## [MATERIAL SUPPLIED]
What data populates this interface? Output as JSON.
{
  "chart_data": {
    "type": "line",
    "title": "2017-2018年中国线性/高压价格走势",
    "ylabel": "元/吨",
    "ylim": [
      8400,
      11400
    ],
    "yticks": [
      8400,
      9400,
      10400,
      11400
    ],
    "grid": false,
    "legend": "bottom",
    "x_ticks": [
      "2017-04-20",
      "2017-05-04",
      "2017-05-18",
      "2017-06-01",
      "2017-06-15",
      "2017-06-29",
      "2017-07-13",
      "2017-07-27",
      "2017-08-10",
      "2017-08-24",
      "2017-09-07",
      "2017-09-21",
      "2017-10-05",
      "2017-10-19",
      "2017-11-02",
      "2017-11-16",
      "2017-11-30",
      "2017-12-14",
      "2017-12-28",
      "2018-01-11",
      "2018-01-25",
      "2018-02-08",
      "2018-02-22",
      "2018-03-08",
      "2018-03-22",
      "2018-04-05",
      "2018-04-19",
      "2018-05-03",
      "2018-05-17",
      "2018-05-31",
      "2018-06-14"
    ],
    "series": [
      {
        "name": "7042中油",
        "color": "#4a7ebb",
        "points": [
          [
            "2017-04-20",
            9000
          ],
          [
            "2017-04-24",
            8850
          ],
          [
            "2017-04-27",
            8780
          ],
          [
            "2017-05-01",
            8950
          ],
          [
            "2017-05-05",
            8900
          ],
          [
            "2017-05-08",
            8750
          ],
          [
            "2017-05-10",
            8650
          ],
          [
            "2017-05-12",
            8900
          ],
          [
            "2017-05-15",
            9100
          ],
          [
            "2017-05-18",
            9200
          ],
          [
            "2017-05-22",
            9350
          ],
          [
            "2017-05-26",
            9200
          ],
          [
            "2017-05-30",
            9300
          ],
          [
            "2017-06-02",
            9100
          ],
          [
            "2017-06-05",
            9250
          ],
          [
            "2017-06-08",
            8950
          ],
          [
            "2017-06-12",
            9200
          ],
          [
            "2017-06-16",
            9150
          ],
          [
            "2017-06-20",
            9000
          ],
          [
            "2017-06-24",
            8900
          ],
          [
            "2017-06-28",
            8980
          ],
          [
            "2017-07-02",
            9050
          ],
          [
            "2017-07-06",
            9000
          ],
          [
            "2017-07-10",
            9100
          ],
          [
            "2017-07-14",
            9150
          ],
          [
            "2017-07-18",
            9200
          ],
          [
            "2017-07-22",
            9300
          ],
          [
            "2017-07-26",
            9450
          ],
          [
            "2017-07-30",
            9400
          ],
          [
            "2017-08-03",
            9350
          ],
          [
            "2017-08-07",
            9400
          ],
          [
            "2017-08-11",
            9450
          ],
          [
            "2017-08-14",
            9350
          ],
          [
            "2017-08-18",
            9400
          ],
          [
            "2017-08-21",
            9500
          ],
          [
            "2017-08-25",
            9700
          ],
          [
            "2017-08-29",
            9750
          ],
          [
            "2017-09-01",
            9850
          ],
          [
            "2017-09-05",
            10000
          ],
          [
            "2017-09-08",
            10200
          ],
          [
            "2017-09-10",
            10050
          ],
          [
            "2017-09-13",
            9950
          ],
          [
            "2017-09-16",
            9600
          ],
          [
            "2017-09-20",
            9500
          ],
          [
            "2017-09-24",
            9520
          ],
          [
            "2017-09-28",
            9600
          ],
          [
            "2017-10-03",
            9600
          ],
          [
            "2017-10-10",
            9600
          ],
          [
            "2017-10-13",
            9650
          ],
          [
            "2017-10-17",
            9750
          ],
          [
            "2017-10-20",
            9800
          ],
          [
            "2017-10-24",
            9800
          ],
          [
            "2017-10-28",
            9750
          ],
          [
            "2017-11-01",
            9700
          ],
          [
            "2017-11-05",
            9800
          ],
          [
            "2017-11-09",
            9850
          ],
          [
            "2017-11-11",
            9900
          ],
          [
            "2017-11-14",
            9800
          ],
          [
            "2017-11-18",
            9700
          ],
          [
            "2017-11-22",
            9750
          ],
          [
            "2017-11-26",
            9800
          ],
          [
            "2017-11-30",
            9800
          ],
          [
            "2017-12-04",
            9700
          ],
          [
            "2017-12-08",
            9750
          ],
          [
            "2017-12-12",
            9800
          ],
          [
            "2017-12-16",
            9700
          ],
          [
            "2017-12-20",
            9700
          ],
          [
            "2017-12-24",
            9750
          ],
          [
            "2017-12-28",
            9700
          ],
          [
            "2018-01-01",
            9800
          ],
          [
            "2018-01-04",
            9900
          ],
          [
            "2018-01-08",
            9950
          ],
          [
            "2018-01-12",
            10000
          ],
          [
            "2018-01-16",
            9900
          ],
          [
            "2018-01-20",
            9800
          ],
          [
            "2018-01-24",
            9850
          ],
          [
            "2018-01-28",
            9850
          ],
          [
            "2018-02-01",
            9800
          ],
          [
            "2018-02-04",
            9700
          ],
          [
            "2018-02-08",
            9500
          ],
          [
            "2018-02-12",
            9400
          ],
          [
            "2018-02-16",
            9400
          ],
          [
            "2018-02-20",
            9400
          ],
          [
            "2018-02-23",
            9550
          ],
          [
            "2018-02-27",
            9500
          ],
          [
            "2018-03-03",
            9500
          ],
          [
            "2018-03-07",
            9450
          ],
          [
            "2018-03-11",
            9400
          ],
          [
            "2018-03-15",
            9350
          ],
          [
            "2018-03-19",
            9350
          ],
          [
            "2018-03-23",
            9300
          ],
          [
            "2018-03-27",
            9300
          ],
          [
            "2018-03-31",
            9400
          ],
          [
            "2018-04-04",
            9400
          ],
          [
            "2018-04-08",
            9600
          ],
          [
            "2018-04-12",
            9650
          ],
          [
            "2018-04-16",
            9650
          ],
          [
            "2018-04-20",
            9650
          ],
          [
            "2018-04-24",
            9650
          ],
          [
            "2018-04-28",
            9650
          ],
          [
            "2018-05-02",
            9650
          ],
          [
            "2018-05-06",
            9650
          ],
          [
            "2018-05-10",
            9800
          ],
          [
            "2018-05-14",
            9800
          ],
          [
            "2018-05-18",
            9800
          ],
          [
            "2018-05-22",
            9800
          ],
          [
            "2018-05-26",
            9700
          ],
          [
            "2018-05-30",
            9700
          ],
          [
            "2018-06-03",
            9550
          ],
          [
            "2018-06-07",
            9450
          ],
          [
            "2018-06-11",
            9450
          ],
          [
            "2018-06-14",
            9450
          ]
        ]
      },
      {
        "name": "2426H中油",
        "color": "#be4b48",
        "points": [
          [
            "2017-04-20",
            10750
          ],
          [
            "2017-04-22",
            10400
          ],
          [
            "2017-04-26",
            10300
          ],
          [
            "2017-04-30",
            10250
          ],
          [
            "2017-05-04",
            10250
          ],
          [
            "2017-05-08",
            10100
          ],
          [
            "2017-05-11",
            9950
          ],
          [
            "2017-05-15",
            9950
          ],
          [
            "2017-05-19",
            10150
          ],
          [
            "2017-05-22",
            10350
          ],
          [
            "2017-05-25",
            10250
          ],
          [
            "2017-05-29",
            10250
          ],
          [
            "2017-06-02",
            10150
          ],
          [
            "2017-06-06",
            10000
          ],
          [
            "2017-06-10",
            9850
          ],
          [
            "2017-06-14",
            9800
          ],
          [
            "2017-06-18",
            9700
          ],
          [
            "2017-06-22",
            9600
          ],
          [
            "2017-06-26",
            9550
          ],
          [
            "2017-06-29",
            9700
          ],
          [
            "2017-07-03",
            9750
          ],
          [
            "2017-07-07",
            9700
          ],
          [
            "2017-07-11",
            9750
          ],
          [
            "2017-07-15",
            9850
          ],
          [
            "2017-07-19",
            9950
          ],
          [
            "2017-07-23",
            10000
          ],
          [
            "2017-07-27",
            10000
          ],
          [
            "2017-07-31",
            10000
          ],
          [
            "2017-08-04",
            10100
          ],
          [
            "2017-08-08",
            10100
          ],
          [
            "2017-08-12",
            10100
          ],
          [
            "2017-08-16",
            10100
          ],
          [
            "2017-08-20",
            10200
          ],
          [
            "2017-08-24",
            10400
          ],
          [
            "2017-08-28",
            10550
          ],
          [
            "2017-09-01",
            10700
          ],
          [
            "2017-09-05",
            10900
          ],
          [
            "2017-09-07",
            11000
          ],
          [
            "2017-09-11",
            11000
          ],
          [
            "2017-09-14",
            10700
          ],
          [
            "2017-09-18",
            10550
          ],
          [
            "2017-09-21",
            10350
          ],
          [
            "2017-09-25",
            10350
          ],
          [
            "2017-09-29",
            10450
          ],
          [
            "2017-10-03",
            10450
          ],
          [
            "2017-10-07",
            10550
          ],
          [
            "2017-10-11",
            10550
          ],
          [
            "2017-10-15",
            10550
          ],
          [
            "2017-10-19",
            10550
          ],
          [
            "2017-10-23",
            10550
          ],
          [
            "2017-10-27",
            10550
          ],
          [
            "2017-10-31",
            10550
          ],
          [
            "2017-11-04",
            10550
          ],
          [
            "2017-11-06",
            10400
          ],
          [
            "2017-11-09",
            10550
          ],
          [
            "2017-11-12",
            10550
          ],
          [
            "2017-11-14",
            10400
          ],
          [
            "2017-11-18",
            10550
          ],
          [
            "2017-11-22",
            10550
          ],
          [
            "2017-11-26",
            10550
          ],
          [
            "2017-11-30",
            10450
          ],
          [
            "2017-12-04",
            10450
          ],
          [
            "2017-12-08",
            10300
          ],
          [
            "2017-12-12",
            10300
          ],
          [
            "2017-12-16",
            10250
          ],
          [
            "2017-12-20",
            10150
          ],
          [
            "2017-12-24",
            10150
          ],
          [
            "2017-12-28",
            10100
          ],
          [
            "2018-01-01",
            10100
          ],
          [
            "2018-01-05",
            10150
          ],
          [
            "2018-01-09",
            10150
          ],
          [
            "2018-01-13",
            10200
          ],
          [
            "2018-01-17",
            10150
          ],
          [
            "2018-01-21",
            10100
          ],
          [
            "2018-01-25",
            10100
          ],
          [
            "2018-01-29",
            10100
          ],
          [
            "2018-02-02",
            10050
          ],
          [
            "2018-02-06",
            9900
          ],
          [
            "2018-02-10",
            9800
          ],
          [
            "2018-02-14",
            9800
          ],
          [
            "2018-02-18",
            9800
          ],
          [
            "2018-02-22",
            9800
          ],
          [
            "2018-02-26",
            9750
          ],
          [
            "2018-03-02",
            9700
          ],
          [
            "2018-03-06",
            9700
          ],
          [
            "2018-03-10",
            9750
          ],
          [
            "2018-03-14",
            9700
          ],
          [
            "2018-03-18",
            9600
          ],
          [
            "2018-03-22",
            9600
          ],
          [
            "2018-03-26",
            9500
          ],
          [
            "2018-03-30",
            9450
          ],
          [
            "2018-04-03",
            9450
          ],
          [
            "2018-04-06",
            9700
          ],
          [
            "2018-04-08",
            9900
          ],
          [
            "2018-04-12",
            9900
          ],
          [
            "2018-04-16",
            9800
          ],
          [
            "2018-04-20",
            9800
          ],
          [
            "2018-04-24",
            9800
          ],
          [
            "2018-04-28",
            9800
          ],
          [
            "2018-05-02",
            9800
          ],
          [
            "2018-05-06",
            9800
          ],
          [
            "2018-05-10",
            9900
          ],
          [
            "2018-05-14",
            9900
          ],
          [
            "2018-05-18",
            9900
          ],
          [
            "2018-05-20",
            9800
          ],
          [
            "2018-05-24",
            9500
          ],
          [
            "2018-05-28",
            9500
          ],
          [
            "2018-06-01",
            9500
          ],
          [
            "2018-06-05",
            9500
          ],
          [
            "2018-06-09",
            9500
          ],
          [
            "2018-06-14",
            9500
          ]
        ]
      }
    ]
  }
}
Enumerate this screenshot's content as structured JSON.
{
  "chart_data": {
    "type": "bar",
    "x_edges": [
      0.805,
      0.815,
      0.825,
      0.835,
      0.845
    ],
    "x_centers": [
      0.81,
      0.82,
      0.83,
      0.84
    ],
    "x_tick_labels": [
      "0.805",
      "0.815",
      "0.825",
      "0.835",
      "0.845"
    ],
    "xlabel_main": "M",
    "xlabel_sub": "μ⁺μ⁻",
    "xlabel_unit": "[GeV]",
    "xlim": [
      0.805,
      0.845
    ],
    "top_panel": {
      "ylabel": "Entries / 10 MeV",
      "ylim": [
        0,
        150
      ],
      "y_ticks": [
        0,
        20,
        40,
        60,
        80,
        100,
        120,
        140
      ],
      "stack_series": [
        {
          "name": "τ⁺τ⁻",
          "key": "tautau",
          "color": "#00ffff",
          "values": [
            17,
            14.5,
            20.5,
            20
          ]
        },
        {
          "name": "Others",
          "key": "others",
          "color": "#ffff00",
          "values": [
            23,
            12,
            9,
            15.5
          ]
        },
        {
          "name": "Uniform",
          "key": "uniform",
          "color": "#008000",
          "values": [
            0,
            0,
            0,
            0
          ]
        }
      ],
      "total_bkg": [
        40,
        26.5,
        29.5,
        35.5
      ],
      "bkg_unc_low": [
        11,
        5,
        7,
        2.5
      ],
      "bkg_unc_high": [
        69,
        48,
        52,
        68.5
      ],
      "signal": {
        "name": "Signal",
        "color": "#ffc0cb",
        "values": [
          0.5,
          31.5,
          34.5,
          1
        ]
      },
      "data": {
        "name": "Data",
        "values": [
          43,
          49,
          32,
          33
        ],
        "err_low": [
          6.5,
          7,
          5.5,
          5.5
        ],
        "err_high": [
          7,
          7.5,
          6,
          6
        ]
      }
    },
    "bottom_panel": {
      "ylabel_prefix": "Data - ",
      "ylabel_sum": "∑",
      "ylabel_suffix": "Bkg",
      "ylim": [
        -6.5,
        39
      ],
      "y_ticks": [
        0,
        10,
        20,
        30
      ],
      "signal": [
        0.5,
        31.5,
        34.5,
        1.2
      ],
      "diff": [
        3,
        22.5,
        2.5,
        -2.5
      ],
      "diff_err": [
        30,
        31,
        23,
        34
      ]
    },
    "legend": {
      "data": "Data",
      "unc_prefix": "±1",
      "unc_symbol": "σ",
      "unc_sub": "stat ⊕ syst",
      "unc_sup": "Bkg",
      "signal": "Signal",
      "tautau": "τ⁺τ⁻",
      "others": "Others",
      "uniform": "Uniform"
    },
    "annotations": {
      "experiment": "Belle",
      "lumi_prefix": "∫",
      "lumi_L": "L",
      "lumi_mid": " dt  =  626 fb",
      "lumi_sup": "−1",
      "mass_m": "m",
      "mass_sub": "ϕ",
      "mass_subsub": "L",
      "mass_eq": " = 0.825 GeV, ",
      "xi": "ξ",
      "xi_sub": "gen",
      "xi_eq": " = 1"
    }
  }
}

## [STATED TASK]
Scan the entries above for the word "color" and collect each line holding it.

## [EXERCISE RESULT]
        "color": "#4a7ebb",
        "color": "#be4b48",
          "color": "#00ffff",
          "color": "#ffff00",
          "color": "#008000",
        "color": "#ffc0cb",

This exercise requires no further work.